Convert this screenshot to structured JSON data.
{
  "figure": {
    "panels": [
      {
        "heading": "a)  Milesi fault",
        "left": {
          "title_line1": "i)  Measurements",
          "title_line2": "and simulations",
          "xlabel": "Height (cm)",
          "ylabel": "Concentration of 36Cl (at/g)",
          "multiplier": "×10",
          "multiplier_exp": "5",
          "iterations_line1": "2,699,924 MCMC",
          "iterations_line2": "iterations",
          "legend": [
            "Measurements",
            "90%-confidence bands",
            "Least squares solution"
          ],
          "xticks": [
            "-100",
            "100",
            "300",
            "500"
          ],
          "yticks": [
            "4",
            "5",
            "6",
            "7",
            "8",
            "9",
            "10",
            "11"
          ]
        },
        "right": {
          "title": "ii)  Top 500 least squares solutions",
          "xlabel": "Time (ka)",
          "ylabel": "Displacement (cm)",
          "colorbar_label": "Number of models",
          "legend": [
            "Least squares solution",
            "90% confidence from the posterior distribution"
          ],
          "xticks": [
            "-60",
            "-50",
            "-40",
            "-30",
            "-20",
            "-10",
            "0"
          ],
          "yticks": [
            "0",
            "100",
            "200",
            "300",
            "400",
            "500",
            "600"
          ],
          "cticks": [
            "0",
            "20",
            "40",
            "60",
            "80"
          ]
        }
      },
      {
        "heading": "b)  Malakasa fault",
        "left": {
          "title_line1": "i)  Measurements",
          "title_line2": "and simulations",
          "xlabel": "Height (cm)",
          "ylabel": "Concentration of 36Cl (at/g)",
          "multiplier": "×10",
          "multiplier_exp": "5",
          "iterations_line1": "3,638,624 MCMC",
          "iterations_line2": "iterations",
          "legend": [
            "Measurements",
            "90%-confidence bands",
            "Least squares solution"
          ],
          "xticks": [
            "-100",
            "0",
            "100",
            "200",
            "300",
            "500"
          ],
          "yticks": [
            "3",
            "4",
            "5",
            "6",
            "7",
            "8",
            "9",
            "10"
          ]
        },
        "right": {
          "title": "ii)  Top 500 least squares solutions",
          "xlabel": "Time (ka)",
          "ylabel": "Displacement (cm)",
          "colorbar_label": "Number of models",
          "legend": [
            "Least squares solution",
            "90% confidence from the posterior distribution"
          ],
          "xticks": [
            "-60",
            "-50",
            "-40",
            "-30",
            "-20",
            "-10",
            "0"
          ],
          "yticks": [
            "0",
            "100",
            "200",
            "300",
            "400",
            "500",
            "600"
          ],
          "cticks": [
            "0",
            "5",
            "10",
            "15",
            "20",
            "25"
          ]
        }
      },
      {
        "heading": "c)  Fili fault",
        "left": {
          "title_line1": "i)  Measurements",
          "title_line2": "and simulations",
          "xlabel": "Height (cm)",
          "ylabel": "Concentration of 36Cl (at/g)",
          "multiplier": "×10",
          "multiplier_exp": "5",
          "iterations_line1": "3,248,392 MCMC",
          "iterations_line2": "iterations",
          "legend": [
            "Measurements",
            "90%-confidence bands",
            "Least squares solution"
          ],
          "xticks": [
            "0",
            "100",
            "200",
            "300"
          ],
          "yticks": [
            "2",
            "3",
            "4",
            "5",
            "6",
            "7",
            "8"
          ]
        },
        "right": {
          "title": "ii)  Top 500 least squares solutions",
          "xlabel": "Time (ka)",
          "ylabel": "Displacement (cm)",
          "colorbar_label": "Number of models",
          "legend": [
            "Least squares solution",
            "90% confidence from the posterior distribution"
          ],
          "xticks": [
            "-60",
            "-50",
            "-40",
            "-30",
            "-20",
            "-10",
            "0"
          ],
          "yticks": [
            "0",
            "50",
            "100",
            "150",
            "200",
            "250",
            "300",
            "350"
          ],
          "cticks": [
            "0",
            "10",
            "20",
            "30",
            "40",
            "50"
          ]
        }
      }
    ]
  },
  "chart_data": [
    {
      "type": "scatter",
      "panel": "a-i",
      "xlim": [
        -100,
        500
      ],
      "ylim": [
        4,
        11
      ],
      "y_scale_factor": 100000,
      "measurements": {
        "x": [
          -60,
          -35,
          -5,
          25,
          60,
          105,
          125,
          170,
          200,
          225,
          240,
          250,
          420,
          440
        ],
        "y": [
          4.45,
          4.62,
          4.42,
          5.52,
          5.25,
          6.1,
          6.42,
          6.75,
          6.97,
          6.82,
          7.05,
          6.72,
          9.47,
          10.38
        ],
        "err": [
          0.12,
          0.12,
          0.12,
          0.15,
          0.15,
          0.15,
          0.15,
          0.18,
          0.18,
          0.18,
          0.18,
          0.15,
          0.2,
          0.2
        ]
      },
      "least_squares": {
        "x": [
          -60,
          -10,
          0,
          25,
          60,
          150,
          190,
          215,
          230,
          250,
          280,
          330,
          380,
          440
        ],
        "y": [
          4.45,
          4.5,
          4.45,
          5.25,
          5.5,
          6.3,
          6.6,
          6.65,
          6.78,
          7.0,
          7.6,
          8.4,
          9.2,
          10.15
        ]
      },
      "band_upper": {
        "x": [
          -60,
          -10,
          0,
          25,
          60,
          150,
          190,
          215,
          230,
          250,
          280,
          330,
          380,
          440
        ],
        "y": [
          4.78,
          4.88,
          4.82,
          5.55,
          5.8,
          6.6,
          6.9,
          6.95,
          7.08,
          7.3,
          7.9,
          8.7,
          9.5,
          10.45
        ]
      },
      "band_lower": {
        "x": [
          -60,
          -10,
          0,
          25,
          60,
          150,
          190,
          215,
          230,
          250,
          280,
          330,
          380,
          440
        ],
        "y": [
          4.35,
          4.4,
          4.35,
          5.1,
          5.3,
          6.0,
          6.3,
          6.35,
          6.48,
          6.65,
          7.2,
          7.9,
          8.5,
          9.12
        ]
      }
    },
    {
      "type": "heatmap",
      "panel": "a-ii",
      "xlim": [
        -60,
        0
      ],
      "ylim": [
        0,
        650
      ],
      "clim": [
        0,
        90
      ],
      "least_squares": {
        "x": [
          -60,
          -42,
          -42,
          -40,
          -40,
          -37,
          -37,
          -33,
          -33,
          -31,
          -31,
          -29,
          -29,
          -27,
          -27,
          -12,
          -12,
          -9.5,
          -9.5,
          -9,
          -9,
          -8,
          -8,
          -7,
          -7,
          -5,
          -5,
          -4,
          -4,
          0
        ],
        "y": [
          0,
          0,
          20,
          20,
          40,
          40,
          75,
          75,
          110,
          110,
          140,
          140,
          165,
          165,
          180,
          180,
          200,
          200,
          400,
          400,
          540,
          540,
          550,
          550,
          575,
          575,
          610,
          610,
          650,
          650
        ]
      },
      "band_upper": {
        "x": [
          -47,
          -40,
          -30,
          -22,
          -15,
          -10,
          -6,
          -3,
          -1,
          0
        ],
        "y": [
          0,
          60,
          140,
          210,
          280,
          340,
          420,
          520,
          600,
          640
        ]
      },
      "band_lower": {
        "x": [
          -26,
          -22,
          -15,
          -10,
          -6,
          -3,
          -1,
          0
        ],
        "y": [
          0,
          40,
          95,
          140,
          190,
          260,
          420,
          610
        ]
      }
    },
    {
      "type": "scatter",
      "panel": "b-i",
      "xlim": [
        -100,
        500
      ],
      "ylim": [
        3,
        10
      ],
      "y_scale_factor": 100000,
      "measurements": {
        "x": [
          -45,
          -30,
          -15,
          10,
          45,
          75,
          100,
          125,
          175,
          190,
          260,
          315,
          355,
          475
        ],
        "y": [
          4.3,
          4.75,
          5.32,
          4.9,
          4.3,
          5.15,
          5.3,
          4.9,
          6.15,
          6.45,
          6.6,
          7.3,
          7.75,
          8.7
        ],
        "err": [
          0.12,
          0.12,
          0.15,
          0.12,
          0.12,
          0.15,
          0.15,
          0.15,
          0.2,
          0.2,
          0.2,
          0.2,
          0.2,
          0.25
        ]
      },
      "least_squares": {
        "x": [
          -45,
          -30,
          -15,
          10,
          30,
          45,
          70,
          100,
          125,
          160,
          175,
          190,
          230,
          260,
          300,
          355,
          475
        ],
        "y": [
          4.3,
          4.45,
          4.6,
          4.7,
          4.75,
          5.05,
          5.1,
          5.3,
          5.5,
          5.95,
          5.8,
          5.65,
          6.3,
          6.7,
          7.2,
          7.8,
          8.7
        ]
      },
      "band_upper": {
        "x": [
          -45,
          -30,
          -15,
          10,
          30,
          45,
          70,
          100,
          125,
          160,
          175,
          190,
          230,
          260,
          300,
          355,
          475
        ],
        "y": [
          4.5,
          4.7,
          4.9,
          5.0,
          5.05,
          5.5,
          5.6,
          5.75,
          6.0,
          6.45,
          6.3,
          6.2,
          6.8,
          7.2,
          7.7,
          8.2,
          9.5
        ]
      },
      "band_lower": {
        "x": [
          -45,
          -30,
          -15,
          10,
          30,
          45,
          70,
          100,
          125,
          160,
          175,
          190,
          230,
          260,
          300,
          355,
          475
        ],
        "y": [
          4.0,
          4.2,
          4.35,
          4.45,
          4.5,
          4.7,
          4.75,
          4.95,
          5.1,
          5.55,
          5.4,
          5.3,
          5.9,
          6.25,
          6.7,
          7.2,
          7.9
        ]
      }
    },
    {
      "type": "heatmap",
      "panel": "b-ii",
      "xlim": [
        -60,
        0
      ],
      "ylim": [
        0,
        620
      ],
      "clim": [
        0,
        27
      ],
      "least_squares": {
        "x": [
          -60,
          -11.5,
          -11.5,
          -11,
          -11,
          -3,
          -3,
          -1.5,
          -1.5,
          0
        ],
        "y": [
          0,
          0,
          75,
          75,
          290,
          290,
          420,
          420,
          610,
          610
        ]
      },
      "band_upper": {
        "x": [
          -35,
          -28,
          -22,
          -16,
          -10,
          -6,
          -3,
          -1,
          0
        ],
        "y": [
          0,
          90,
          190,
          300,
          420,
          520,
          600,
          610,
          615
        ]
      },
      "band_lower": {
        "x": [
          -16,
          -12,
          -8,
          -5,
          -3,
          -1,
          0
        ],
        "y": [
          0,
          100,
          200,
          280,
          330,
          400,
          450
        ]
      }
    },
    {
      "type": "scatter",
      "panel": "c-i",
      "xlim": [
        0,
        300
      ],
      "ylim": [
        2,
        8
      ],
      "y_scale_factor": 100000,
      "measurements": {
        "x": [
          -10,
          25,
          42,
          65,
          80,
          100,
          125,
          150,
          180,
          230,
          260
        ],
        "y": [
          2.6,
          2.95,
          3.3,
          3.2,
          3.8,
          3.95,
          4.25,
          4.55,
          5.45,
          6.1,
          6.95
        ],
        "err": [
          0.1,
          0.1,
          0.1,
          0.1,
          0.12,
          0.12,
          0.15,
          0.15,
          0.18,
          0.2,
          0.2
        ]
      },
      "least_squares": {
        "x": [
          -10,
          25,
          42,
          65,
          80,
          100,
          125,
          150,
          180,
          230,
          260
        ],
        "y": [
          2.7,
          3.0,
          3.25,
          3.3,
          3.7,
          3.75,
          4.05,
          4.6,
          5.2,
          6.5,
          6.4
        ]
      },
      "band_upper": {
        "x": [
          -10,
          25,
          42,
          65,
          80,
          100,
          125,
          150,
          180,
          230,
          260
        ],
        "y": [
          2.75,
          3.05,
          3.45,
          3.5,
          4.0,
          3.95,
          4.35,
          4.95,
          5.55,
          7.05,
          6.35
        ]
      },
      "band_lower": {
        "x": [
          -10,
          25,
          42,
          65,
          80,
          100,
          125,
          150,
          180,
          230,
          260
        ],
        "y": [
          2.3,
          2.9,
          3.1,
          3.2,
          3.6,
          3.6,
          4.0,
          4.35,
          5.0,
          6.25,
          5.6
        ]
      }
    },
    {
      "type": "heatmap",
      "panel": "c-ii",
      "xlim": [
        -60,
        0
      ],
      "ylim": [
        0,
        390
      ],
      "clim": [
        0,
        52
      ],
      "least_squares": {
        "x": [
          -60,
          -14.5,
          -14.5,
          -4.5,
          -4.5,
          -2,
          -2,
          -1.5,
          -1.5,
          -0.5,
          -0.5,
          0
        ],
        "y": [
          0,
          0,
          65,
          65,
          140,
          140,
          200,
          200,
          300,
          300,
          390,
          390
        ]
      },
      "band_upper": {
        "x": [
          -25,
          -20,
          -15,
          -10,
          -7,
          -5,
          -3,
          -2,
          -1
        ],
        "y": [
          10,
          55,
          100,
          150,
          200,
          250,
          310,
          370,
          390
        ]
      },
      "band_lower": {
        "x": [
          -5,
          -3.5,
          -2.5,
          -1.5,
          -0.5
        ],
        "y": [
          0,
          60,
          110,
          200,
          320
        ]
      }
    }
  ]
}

━━━━━━━━━━━━━━━━━━━━

Task brief:
Scan the listing above for the word "fault" and show each line where it is found.

Solved problem:
        "heading": "a)  Milesi fault",
        "heading": "b)  Malakasa fault",
        "heading": "c)  Fili fault",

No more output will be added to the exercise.